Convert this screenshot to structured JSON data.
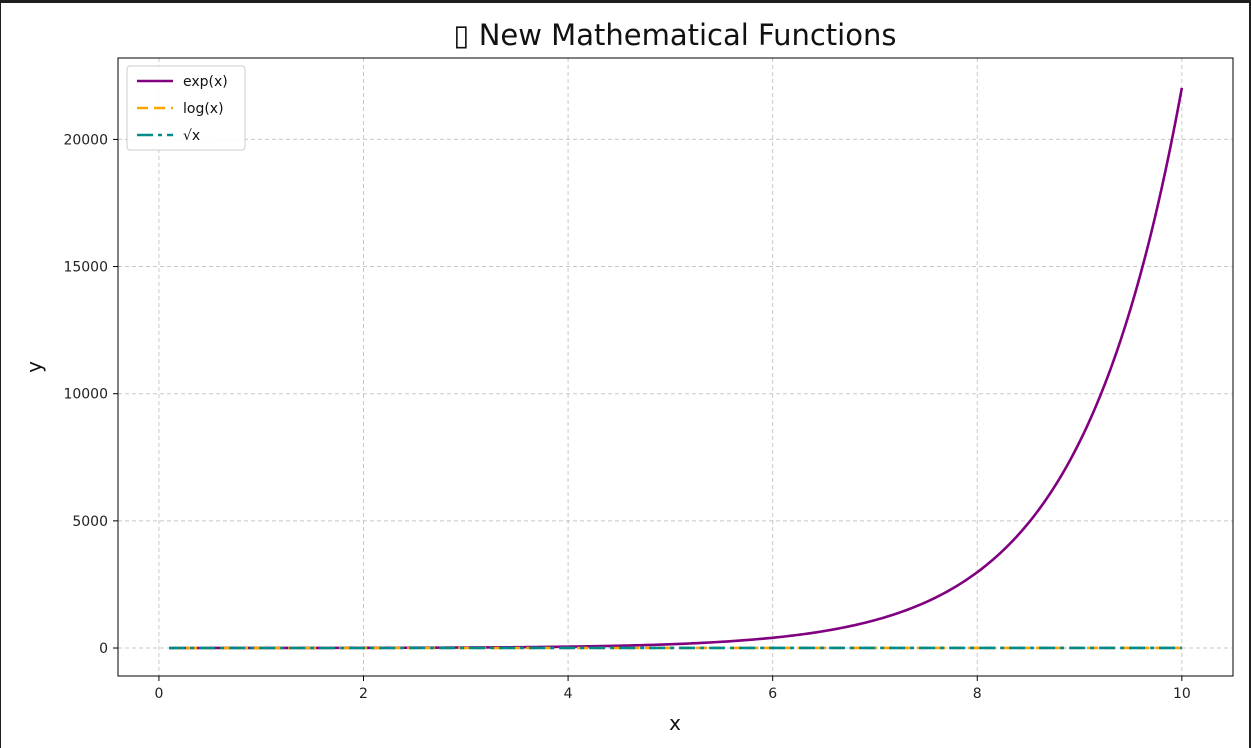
{
  "chart_data": {
    "type": "line",
    "title": "▯ New Mathematical Functions",
    "xlabel": "x",
    "ylabel": "y",
    "xlim": [
      -0.4,
      10.5
    ],
    "ylim": [
      -1100,
      23200
    ],
    "xticks": [
      0,
      2,
      4,
      6,
      8,
      10
    ],
    "yticks": [
      0,
      5000,
      10000,
      15000,
      20000
    ],
    "grid": true,
    "legend_position": "top-left",
    "series": [
      {
        "name": "exp(x)",
        "function": "exp",
        "color": "#800080",
        "line_style": "solid",
        "x": [
          0.1,
          1,
          2,
          3,
          4,
          5,
          6,
          6.5,
          7,
          7.5,
          8,
          8.5,
          9,
          9.5,
          10
        ],
        "y": [
          1.1,
          2.7,
          7.4,
          20.1,
          54.6,
          148.4,
          403.4,
          665.1,
          1096.6,
          1808.0,
          2981.0,
          4914.8,
          8103.1,
          13359.7,
          22026.5
        ]
      },
      {
        "name": "log(x)",
        "function": "log",
        "color": "#FFA500",
        "line_style": "dashed",
        "x": [
          0.1,
          1,
          2,
          4,
          6,
          8,
          10
        ],
        "y": [
          -2.3,
          0,
          0.69,
          1.39,
          1.79,
          2.08,
          2.3
        ]
      },
      {
        "name": "√x",
        "function": "sqrt",
        "color": "#008B8B",
        "line_style": "dashdot",
        "x": [
          0.1,
          1,
          2,
          4,
          6,
          8,
          10
        ],
        "y": [
          0.32,
          1,
          1.41,
          2,
          2.45,
          2.83,
          3.16
        ]
      }
    ]
  }
}
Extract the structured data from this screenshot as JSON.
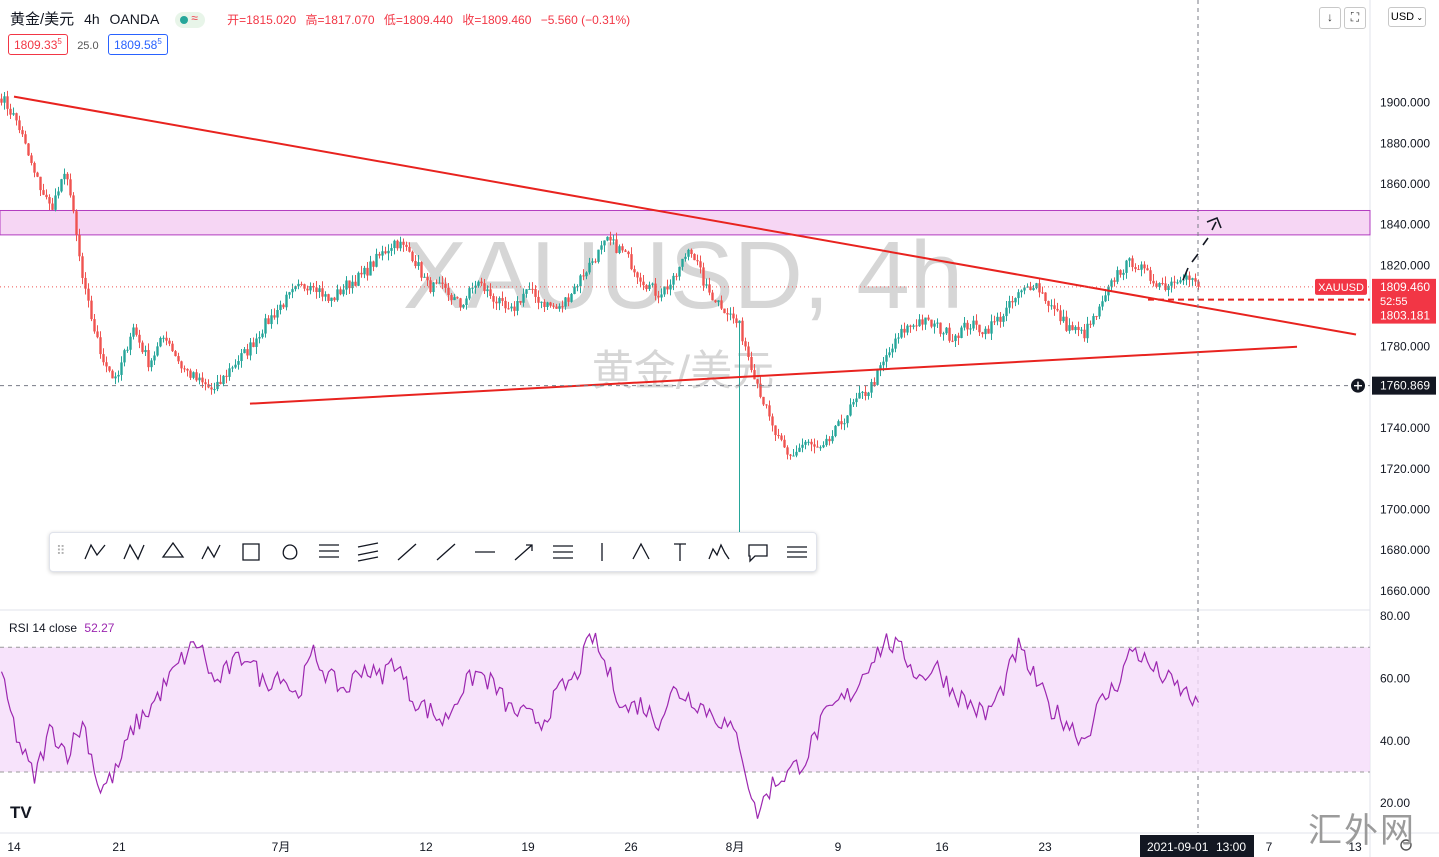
{
  "header": {
    "symbol": "黄金/美元",
    "interval": "4h",
    "broker": "OANDA",
    "open": "开=1815.020",
    "high": "高=1817.070",
    "low": "低=1809.440",
    "close": "收=1809.460",
    "change": "−5.560 (−0.31%)",
    "sell_price": "1809.33",
    "sell_sup": "5",
    "spread": "25.0",
    "buy_price": "1809.58",
    "buy_sup": "5",
    "currency": "USD"
  },
  "watermark": {
    "line1": "XAUUSD, 4h",
    "line2": "黄金/美元"
  },
  "colors": {
    "up": "#26a69a",
    "down": "#ef5350",
    "trend": "#e8231f",
    "zone": "#f3c8f0",
    "rsi": "#9c27b0",
    "rsi_band": "#f5dcfa"
  },
  "toolbar": {
    "tools": [
      "xabcd-pattern-icon",
      "cypher-pattern-icon",
      "head-shoulders-icon",
      "abcd-pattern-icon",
      "rectangle-icon",
      "ellipse-icon",
      "fib-retracement-icon",
      "parallel-channel-icon",
      "trend-line-icon",
      "ray-icon",
      "horizontal-ray-icon",
      "arrow-icon",
      "fib-extension-icon",
      "vertical-line-icon",
      "triangle-icon",
      "text-icon",
      "elliott-wave-icon",
      "callout-icon",
      "regression-trend-icon"
    ]
  },
  "price_labels": {
    "symbol_tag": "XAUUSD",
    "last": "1809.460",
    "countdown": "52:55",
    "dashed_level": "1803.181",
    "crosshair": "1760.869"
  },
  "rsi": {
    "title": "RSI",
    "params": "14 close",
    "value": "52.27"
  },
  "crosshair_time": {
    "date": "2021-09-01",
    "time": "13:00"
  },
  "site_watermark": "汇外网",
  "chart_data": {
    "type": "candlestick",
    "y_ticks": [
      "1900.000",
      "1880.000",
      "1860.000",
      "1840.000",
      "1820.000",
      "1800.000",
      "1780.000",
      "1760.000",
      "1740.000",
      "1720.000",
      "1700.000",
      "1680.000",
      "1660.000"
    ],
    "ylim": [
      1653,
      1921
    ],
    "x_ticks": [
      "14",
      "21",
      "7月",
      "12",
      "19",
      "26",
      "8月",
      "9",
      "16",
      "23",
      "7",
      "13"
    ],
    "key_prices": [
      1903,
      1890,
      1865,
      1848,
      1866,
      1810,
      1778,
      1762,
      1790,
      1772,
      1786,
      1770,
      1763,
      1758,
      1770,
      1778,
      1790,
      1800,
      1808,
      1812,
      1802,
      1810,
      1815,
      1824,
      1832,
      1826,
      1810,
      1808,
      1800,
      1812,
      1804,
      1796,
      1808,
      1802,
      1798,
      1810,
      1822,
      1832,
      1826,
      1814,
      1806,
      1812,
      1830,
      1808,
      1800,
      1790,
      1765,
      1740,
      1725,
      1733,
      1728,
      1740,
      1752,
      1760,
      1775,
      1788,
      1793,
      1790,
      1785,
      1791,
      1788,
      1795,
      1805,
      1812,
      1800,
      1790,
      1786,
      1798,
      1816,
      1822,
      1814,
      1810,
      1816,
      1809.46
    ],
    "supply_zone": [
      1835,
      1847
    ],
    "trend_lines": [
      {
        "from": [
          "2021-06-14",
          1903
        ],
        "to": [
          "2021-09-13",
          1786
        ]
      },
      {
        "from": [
          "2021-06-30",
          1752
        ],
        "to": [
          "2021-09-09",
          1780
        ]
      }
    ],
    "spike_low": 1677,
    "rsi_levels": [
      70,
      30
    ],
    "rsi_ylim": [
      13,
      80
    ],
    "rsi_ticks": [
      "80.00",
      "60.00",
      "40.00",
      "20.00"
    ],
    "rsi_key": [
      60,
      40,
      28,
      44,
      36,
      46,
      24,
      30,
      44,
      50,
      58,
      66,
      72,
      58,
      64,
      68,
      58,
      62,
      54,
      68,
      60,
      56,
      64,
      60,
      66,
      54,
      50,
      46,
      56,
      62,
      58,
      50,
      48,
      46,
      56,
      60,
      74,
      62,
      50,
      52,
      46,
      56,
      54,
      50,
      46,
      40,
      16,
      26,
      30,
      34,
      46,
      52,
      56,
      66,
      72,
      68,
      60,
      64,
      56,
      52,
      48,
      56,
      70,
      60,
      50,
      46,
      40,
      52,
      58,
      70,
      64,
      60,
      56,
      52
    ]
  }
}
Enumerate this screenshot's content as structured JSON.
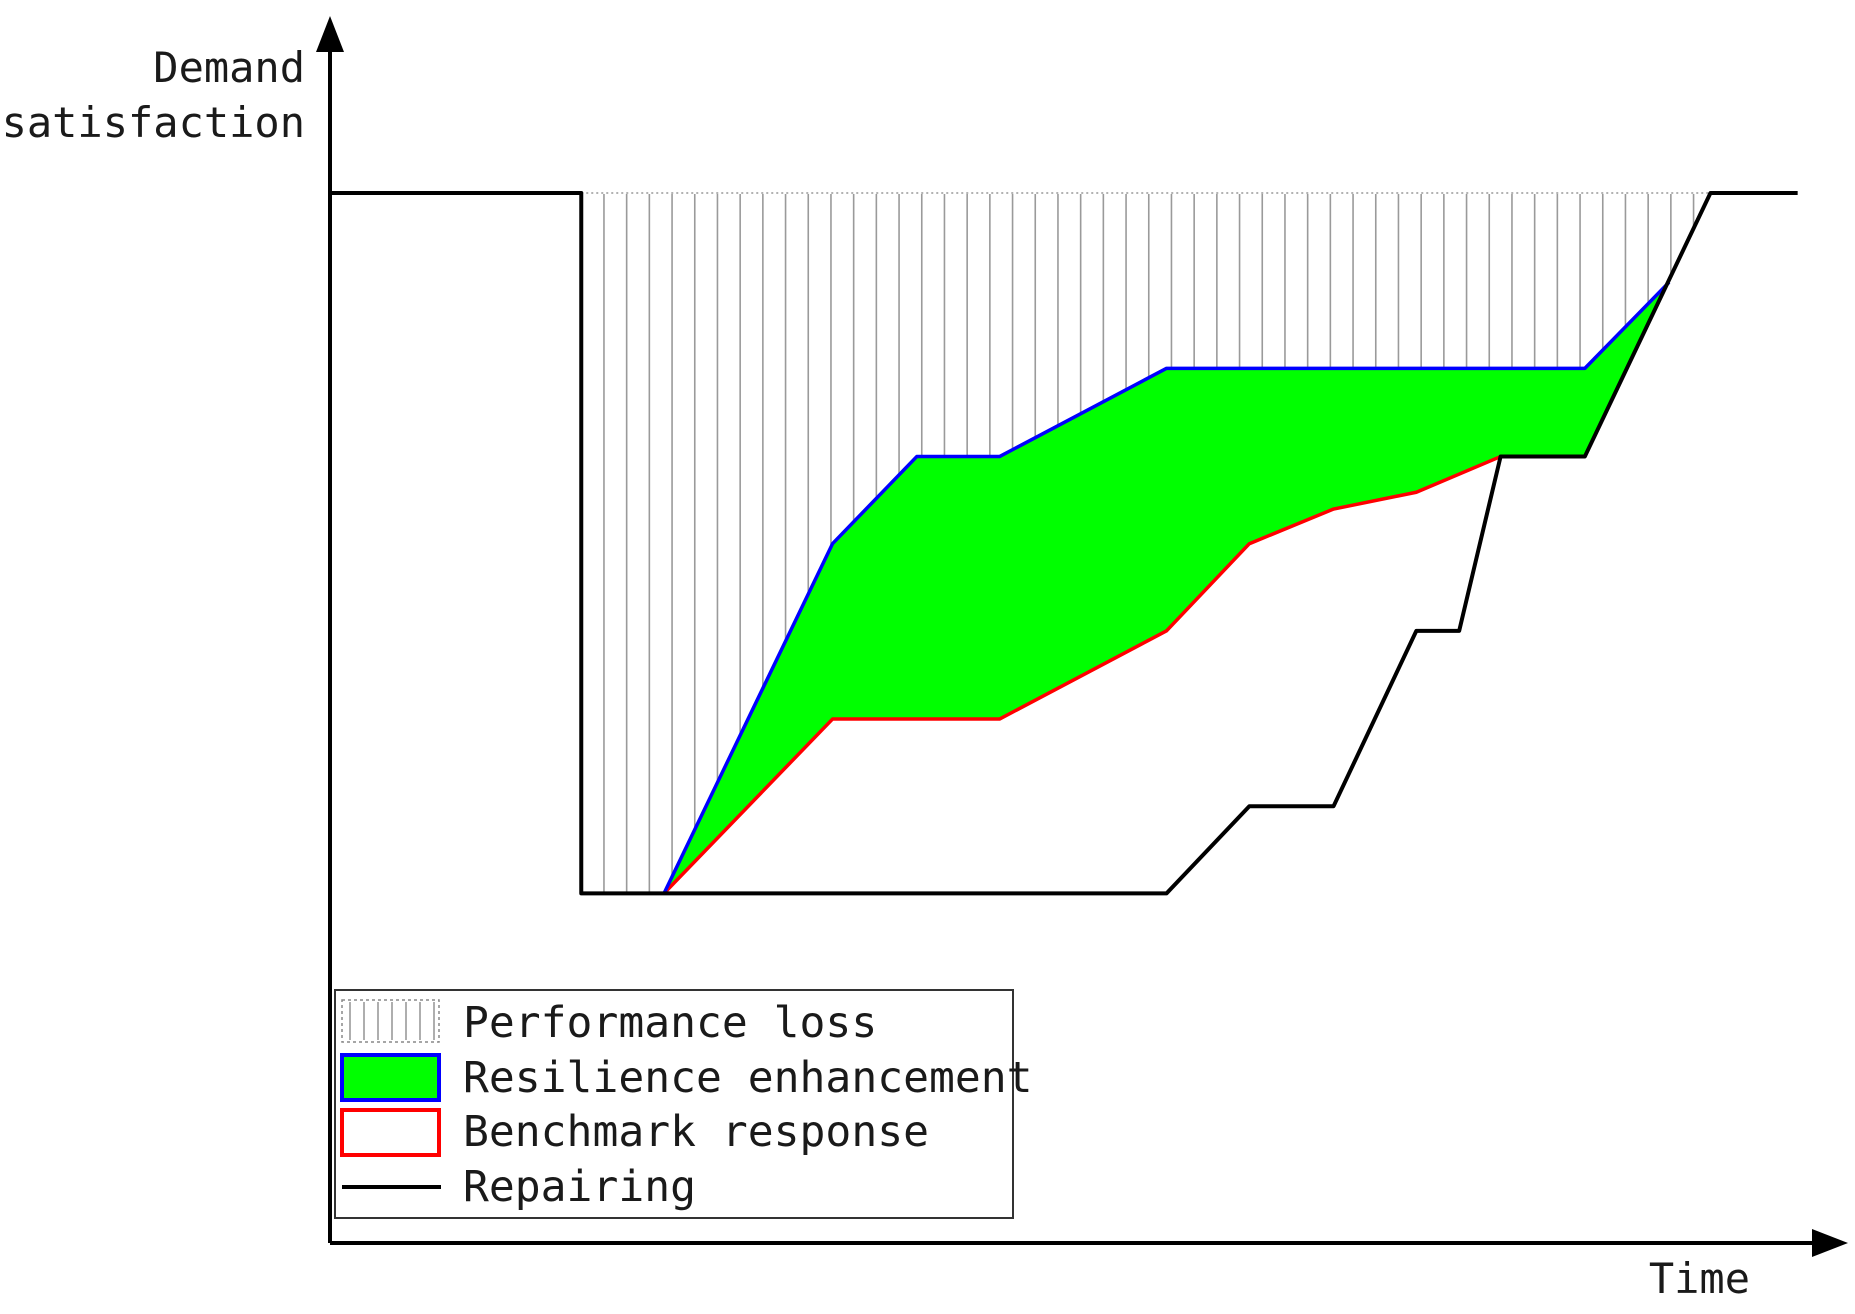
{
  "chart_data": {
    "type": "area",
    "xlabel": "Time",
    "ylabel_lines": [
      "Demand",
      "satisfaction"
    ],
    "xlim": [
      0,
      1
    ],
    "ylim": [
      0,
      1
    ],
    "grid": false,
    "legend_position": "bottom-left",
    "legend": [
      {
        "label": "Performance loss",
        "style": "hatch"
      },
      {
        "label": "Resilience enhancement",
        "style": "fill",
        "fill": "#00ff00",
        "stroke": "#0000ff"
      },
      {
        "label": "Benchmark response",
        "style": "outline",
        "stroke": "#ff0000"
      },
      {
        "label": "Repairing",
        "style": "line",
        "stroke": "#000000"
      }
    ],
    "nominal": 1.0,
    "series": [
      {
        "name": "Repairing",
        "color": "#000000",
        "points": [
          [
            0,
            1
          ],
          [
            0.17,
            1
          ],
          [
            0.17,
            0.333
          ],
          [
            0.566,
            0.333
          ],
          [
            0.622,
            0.416
          ],
          [
            0.679,
            0.416
          ],
          [
            0.735,
            0.583
          ],
          [
            0.764,
            0.583
          ],
          [
            0.792,
            0.749
          ],
          [
            0.849,
            0.749
          ],
          [
            0.934,
            1
          ],
          [
            0.993,
            1
          ]
        ]
      },
      {
        "name": "Benchmark response",
        "color": "#ff0000",
        "points": [
          [
            0.226,
            0.333
          ],
          [
            0.34,
            0.499
          ],
          [
            0.453,
            0.499
          ],
          [
            0.566,
            0.583
          ],
          [
            0.622,
            0.666
          ],
          [
            0.679,
            0.699
          ],
          [
            0.735,
            0.715
          ],
          [
            0.792,
            0.749
          ]
        ]
      },
      {
        "name": "Resilience enhancement",
        "color": "#0000ff",
        "points": [
          [
            0.226,
            0.333
          ],
          [
            0.34,
            0.666
          ],
          [
            0.397,
            0.749
          ],
          [
            0.453,
            0.749
          ],
          [
            0.566,
            0.833
          ],
          [
            0.849,
            0.833
          ],
          [
            0.906,
            0.915
          ]
        ]
      }
    ]
  }
}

****

> What you should do
Write out every line of the entries that holds the word "name".

> Task response
        "name": "exp(x)",
        "name": "log(x)",
        "name": "√x",
        "name": "Repairing",
        "name": "Benchmark response",
        "name": "Resilience enhancement",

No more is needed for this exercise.